#### Provided records:
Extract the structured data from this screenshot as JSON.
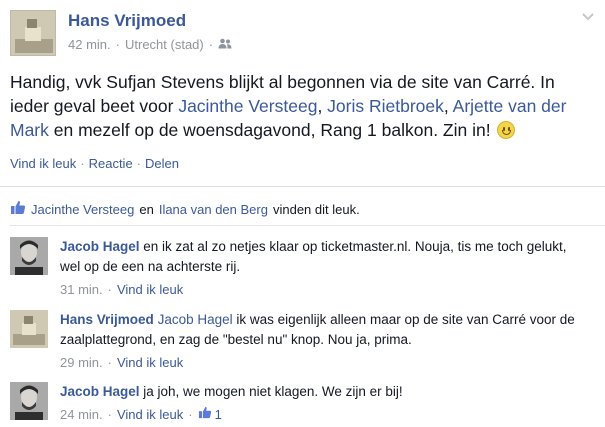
{
  "post": {
    "author": "Hans Vrijmoed",
    "time": "42 min.",
    "location": "Utrecht (stad)",
    "text_part1": "Handig, vvk Sufjan Stevens blijkt al begonnen via de site van Carré. In ieder geval beet voor ",
    "tag1": "Jacinthe Versteeg",
    "comma1": ", ",
    "tag2": "Joris Rietbroek",
    "comma2": ", ",
    "tag3": "Arjette van der Mark",
    "text_part2": " en mezelf op de woensdagavond, Rang 1 balkon. Zin in! ",
    "icons": {
      "audience": "friends-icon",
      "menu": "chevron-down-icon",
      "emoji": "smiley-icon"
    }
  },
  "actions": {
    "like": "Vind ik leuk",
    "comment": "Reactie",
    "share": "Delen",
    "separator": "·"
  },
  "likes": {
    "person1": "Jacinthe Versteeg",
    "conj": "en",
    "person2": "Ilana van den Berg",
    "suffix": "vinden dit leuk."
  },
  "comments": [
    {
      "author": "Jacob Hagel",
      "text": " en ik zat al zo netjes klaar op ticketmaster.nl. Nouja, tis me toch gelukt, wel op de een na achterste rij.",
      "time": "31 min.",
      "like": "Vind ik leuk"
    },
    {
      "author": "Hans Vrijmoed",
      "mention": "Jacob Hagel",
      "text": " ik was eigenlijk alleen maar op de site van Carré voor de zaalplattegrond, en zag de \"bestel nu\" knop. Nou ja, prima.",
      "time": "29 min.",
      "like": "Vind ik leuk"
    },
    {
      "author": "Jacob Hagel",
      "text": " ja joh, we mogen niet klagen. We zijn er bij!",
      "time": "24 min.",
      "like": "Vind ik leuk",
      "like_count": "1"
    }
  ],
  "colors": {
    "link": "#3b5998",
    "meta": "#8f949c",
    "text": "#141823"
  }
}
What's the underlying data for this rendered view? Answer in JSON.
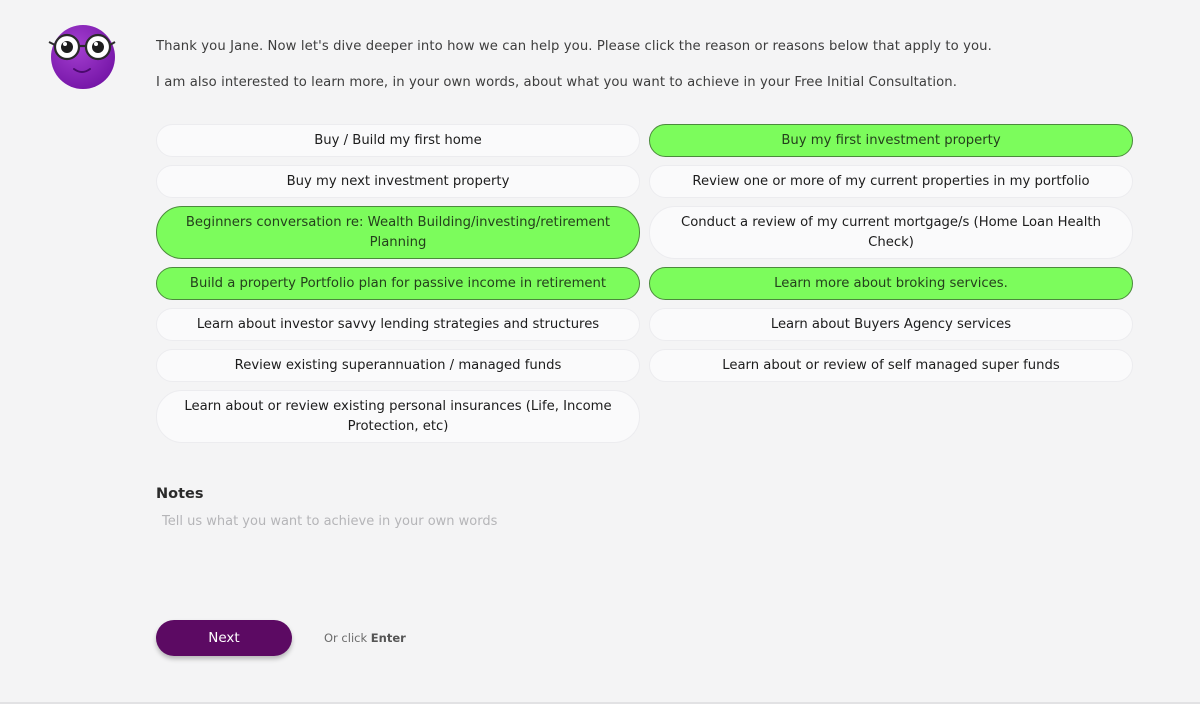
{
  "header": {
    "line1": "Thank you Jane. Now let's dive deeper into how we can help you. Please click the reason or reasons below that apply to you.",
    "line2": "I am also interested to learn more, in your own words, about what you want to achieve in your Free Initial Consultation."
  },
  "avatar": {
    "icon": "purple-glasses-mascot-icon",
    "color": "#8a1fb4"
  },
  "options": [
    {
      "label": "Buy / Build my first home",
      "selected": false
    },
    {
      "label": "Buy my first investment property",
      "selected": true
    },
    {
      "label": "Buy my next investment property",
      "selected": false
    },
    {
      "label": "Review one or more of my current properties in my portfolio",
      "selected": false
    },
    {
      "label": "Beginners conversation re: Wealth Building/investing/retirement Planning",
      "selected": true
    },
    {
      "label": "Conduct a review of my current mortgage/s (Home Loan Health Check)",
      "selected": false
    },
    {
      "label": "Build a property Portfolio plan for passive income in retirement",
      "selected": true
    },
    {
      "label": "Learn more about broking services.",
      "selected": true
    },
    {
      "label": "Learn about investor savvy lending strategies and structures",
      "selected": false
    },
    {
      "label": "Learn about Buyers Agency services",
      "selected": false
    },
    {
      "label": "Review existing superannuation / managed funds",
      "selected": false
    },
    {
      "label": "Learn about or review of self managed super funds",
      "selected": false
    },
    {
      "label": "Learn about or review existing personal insurances (Life, Income Protection, etc)",
      "selected": false
    }
  ],
  "notes": {
    "label": "Notes",
    "placeholder": "Tell us what you want to achieve in your own words",
    "value": ""
  },
  "actions": {
    "next_label": "Next",
    "hint_prefix": "Or click",
    "hint_key": "Enter"
  },
  "colors": {
    "selected": "#7cfc5c",
    "button": "#5c0a63",
    "background": "#f4f4f5"
  }
}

#### Task to complete:
Using the entries above, return each line that includes the word "investment".

#### Solution to the problem:
      "label": "Buy my first investment property",
      "label": "Buy my next investment property",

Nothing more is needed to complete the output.